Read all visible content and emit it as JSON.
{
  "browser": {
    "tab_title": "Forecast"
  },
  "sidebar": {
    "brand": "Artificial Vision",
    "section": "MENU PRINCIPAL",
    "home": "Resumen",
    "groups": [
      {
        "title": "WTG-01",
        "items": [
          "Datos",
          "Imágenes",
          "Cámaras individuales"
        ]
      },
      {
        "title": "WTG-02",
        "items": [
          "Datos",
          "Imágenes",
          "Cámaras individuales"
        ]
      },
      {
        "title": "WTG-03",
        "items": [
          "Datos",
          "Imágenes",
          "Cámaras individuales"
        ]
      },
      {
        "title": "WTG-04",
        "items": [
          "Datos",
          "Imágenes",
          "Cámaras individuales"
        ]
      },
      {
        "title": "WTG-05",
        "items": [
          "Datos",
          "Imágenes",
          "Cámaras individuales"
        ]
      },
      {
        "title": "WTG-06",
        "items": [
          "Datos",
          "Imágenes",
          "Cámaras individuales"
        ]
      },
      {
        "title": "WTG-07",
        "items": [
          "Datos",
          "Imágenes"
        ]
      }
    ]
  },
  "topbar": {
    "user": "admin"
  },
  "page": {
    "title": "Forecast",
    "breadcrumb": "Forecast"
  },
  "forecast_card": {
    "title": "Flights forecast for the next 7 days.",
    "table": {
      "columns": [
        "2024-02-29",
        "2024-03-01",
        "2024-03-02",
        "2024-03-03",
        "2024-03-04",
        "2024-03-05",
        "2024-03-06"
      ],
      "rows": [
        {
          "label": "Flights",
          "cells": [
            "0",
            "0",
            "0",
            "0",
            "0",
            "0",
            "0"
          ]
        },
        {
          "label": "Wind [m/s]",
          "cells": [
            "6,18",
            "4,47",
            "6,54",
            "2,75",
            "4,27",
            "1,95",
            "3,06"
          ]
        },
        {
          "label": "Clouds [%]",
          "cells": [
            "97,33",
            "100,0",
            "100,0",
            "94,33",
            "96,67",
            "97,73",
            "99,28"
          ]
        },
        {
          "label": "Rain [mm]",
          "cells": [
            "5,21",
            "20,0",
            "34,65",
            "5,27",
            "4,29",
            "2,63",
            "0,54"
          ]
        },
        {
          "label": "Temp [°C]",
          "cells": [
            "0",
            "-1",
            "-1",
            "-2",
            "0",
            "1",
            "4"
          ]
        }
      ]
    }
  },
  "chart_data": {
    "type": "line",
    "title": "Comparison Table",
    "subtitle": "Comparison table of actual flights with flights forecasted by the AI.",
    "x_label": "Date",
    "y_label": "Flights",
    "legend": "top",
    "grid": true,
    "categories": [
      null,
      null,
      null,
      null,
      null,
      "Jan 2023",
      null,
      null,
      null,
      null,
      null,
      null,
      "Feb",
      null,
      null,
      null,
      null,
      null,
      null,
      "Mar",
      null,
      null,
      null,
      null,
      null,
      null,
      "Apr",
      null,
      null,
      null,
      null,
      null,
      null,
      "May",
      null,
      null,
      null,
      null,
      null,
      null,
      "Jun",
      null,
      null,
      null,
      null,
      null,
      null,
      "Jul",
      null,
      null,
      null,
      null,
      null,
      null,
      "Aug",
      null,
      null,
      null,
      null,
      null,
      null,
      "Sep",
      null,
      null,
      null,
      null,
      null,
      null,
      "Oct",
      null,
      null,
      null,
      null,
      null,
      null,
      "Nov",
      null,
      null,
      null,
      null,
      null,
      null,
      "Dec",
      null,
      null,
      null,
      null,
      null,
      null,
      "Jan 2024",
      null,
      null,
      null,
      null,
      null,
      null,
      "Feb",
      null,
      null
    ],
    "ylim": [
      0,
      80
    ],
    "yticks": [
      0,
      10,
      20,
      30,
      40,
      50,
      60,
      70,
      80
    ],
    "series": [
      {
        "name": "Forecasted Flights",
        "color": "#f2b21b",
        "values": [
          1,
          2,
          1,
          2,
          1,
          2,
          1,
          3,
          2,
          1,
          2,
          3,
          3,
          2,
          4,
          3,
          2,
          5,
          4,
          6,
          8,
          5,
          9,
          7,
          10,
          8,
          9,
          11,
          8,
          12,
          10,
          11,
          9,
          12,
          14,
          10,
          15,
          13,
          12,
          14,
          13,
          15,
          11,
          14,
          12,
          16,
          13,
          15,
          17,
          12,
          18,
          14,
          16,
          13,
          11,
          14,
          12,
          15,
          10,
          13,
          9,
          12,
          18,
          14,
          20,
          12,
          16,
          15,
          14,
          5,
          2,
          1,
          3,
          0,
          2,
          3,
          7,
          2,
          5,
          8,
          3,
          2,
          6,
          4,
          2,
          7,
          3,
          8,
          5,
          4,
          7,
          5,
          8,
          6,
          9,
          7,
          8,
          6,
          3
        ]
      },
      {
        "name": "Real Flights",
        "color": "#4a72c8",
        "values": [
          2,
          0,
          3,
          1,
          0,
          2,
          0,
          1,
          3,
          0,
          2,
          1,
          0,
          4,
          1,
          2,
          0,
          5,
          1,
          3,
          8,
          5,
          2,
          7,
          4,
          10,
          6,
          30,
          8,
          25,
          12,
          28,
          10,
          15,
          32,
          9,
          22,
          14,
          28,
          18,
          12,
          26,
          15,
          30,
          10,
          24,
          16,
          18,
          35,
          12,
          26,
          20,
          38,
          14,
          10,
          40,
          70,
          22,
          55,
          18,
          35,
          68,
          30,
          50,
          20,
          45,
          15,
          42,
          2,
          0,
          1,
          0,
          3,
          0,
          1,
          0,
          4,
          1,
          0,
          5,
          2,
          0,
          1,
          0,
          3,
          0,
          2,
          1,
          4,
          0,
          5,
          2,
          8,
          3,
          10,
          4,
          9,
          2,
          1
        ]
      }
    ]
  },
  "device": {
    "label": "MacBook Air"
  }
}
──────────
About this task
Look through the entries above, and wherever a line holds the word "name", copy it.

Written answer
        "name": "Forecasted Flights",
        "name": "Real Flights",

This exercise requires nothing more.